*** Information shown
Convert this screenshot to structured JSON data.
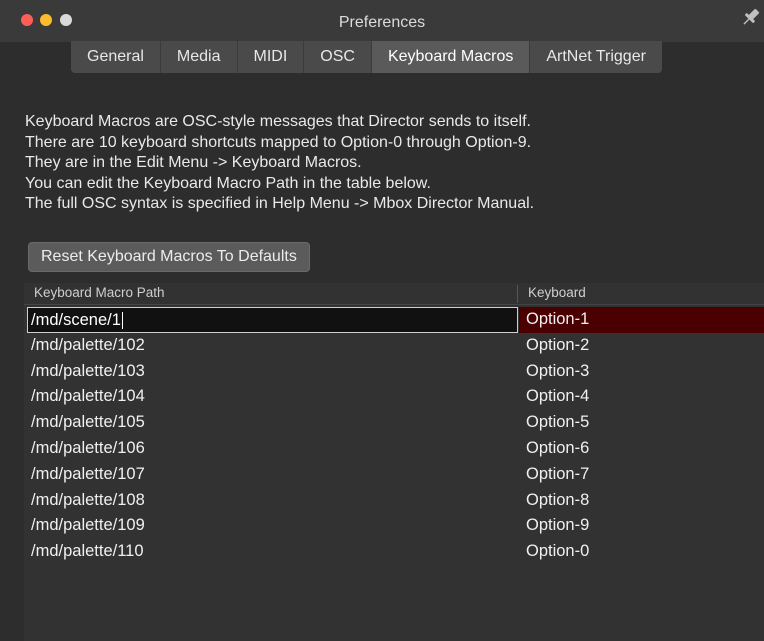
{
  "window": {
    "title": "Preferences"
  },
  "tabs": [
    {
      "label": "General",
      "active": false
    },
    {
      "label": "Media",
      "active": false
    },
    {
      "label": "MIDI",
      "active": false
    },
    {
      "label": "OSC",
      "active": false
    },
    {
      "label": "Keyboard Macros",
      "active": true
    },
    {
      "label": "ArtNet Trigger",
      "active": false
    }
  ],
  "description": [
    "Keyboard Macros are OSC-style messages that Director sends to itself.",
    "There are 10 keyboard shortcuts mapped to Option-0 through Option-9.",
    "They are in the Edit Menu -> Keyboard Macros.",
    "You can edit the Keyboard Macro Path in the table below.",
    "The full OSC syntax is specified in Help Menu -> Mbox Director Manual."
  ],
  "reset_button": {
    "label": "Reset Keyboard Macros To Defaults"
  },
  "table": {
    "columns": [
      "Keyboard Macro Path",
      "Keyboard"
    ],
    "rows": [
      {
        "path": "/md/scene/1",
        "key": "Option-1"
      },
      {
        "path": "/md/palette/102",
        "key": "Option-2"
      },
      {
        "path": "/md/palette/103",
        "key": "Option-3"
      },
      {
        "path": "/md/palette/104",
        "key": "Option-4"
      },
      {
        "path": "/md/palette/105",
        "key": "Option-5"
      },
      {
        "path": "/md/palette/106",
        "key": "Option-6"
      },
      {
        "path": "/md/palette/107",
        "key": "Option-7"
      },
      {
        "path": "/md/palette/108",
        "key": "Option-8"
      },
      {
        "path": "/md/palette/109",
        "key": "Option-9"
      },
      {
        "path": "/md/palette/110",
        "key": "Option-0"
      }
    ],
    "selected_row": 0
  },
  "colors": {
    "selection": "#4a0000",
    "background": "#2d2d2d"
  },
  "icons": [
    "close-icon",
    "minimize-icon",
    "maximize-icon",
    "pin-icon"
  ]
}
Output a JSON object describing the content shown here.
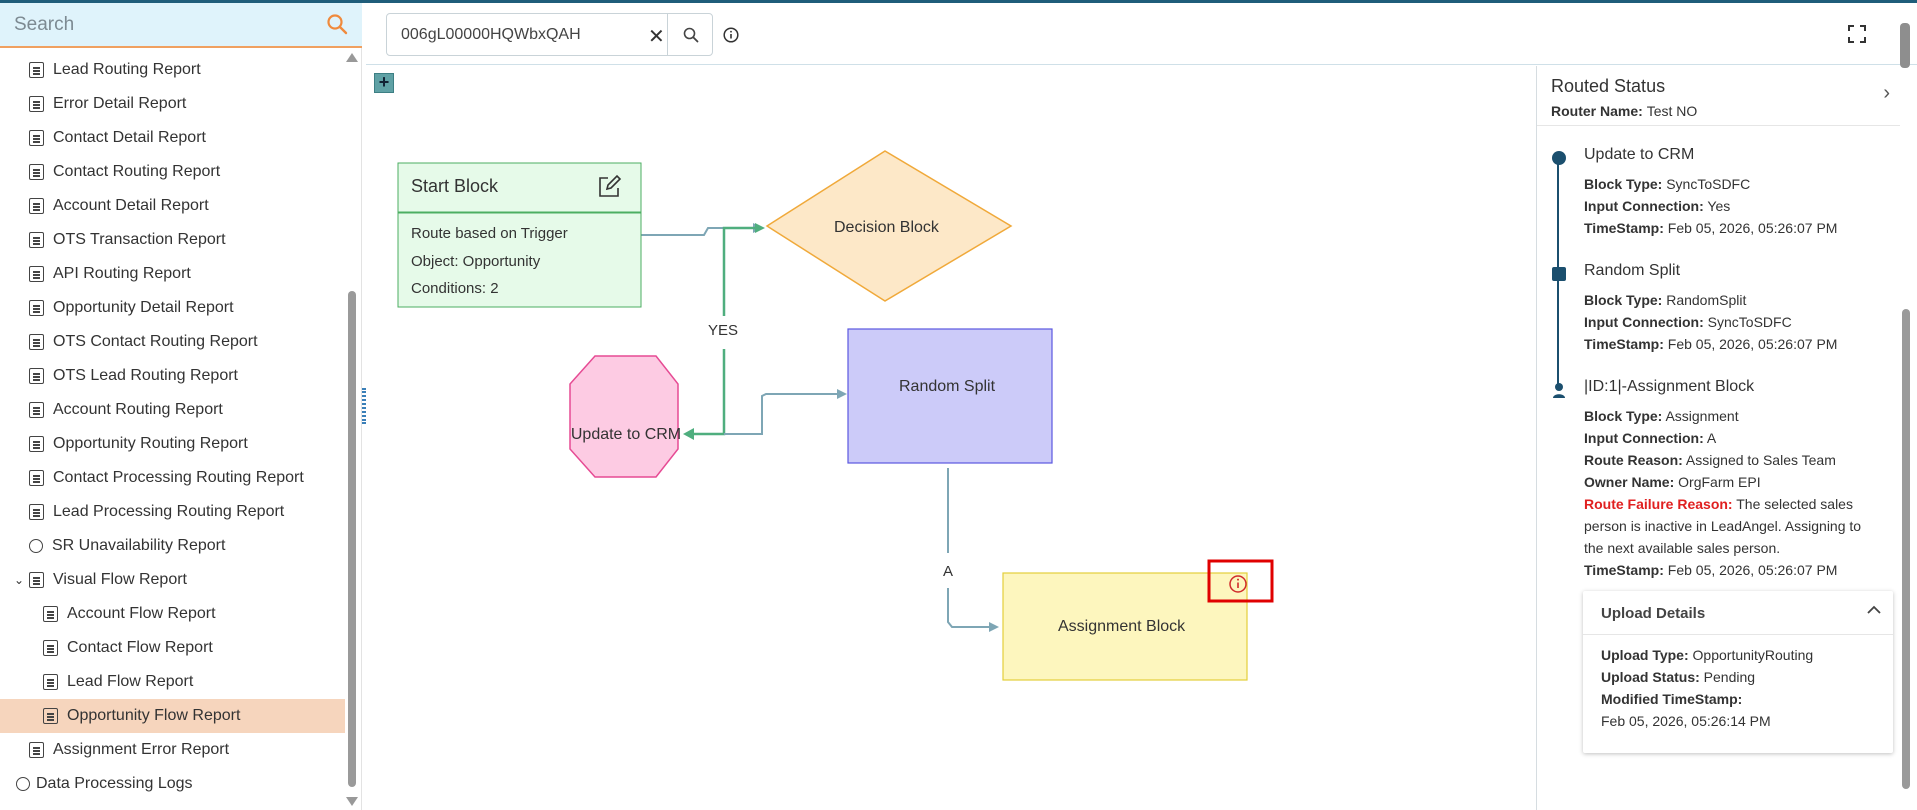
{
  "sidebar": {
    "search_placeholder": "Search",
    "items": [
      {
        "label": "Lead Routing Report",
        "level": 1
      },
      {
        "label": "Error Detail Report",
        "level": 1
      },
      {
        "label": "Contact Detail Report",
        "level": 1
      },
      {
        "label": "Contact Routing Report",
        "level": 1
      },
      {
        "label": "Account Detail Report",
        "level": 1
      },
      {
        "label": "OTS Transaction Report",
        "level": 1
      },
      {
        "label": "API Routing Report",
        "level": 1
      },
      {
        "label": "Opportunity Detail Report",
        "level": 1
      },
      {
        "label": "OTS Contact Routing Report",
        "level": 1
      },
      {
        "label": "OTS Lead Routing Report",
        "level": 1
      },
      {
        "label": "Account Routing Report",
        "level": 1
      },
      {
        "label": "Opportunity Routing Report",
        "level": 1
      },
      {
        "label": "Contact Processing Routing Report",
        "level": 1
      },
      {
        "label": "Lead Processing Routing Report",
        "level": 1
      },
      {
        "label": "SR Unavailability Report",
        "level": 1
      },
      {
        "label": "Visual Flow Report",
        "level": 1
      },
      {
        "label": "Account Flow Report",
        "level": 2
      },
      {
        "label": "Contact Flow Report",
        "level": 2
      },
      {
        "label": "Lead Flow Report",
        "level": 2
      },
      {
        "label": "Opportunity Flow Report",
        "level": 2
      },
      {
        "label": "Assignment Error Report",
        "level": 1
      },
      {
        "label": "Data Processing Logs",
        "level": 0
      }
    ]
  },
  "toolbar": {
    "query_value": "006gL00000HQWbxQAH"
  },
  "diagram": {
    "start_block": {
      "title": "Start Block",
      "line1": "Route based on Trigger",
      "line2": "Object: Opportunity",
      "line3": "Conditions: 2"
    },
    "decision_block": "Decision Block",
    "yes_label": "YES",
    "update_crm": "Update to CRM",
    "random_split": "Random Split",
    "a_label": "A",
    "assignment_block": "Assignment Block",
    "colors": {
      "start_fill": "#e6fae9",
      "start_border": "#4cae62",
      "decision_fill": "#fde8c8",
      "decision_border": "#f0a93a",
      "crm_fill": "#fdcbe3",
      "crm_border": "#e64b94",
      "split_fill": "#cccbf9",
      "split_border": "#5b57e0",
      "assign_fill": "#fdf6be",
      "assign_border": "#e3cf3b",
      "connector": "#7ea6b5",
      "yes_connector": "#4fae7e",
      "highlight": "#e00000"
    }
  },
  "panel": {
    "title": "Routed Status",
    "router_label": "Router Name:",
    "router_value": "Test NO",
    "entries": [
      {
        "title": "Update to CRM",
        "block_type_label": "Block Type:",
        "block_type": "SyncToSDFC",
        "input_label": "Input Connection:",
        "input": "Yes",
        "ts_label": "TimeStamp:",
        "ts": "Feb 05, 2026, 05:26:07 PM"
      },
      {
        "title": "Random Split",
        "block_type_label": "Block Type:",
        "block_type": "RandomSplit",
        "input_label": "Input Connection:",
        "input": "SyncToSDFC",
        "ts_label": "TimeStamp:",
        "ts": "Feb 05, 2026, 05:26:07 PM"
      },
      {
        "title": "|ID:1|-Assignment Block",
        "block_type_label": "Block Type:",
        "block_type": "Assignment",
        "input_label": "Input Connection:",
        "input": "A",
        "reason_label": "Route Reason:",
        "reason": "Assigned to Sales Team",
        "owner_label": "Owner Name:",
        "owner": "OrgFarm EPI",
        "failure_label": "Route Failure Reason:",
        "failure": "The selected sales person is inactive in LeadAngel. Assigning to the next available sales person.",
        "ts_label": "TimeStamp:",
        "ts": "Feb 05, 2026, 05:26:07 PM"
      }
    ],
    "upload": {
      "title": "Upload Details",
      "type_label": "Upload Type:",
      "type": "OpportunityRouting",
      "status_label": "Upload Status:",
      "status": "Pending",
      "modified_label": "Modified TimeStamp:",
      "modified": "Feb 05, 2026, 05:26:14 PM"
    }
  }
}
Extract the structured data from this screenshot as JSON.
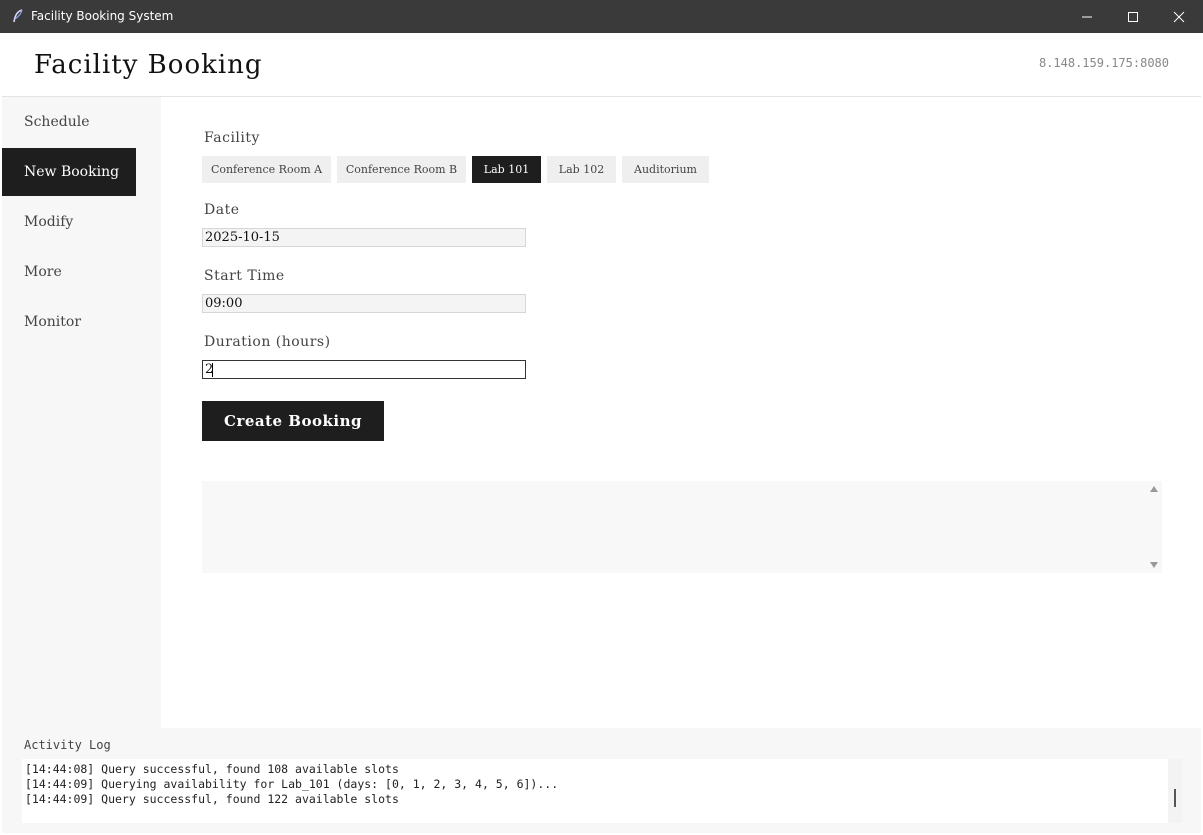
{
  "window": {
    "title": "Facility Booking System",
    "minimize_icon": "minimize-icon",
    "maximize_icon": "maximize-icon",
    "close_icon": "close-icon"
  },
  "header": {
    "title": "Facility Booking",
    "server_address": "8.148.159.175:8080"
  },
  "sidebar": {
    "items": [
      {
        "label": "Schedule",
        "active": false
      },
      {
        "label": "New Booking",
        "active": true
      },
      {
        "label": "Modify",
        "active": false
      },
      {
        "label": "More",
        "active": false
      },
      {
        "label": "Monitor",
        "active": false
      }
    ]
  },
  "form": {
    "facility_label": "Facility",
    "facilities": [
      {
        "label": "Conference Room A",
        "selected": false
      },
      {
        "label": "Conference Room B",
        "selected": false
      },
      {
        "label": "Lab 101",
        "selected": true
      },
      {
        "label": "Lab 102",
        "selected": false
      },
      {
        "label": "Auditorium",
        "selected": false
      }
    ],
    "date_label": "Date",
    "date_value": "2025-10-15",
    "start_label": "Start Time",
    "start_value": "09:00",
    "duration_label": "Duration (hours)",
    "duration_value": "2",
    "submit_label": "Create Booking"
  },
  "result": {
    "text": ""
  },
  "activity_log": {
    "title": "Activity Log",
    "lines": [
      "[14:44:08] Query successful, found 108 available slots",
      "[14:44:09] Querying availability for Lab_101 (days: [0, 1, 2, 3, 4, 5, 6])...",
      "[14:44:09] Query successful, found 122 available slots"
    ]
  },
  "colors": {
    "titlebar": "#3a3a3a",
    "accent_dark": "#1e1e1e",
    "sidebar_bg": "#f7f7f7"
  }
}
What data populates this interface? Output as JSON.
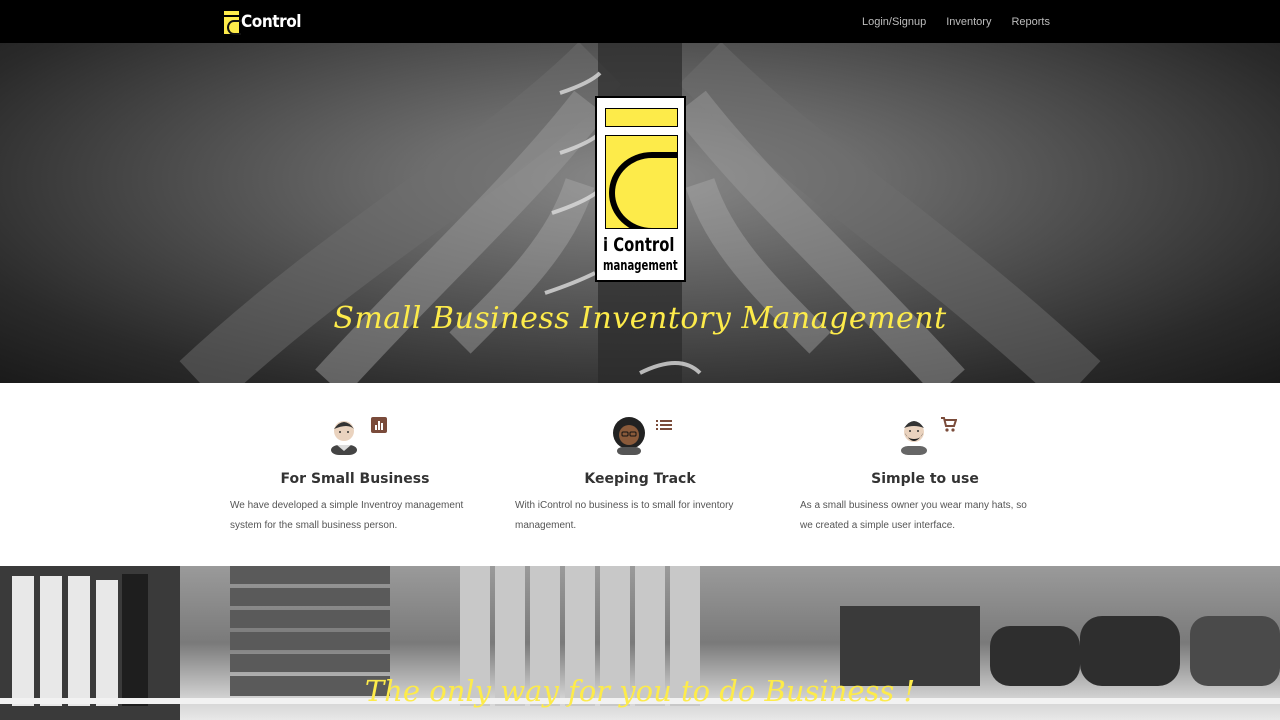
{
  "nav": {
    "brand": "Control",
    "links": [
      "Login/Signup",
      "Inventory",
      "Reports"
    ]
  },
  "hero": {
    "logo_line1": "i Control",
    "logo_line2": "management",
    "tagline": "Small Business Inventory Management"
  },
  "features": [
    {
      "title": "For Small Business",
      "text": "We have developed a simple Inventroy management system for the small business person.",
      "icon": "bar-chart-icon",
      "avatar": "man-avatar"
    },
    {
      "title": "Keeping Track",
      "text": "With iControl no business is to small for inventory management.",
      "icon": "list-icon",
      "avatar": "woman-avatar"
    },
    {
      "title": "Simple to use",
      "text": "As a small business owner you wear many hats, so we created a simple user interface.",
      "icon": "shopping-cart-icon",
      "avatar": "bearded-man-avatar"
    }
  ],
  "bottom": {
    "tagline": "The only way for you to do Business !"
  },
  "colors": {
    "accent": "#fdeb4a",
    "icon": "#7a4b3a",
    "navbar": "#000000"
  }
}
******
Given request:
Copy out each line of the listing that holds "Menu".

Response:
    "They are in the Edit Menu -> Keyboard Macros.",
    "The full OSC syntax is specified in Help Menu -> Mbox Director Manual."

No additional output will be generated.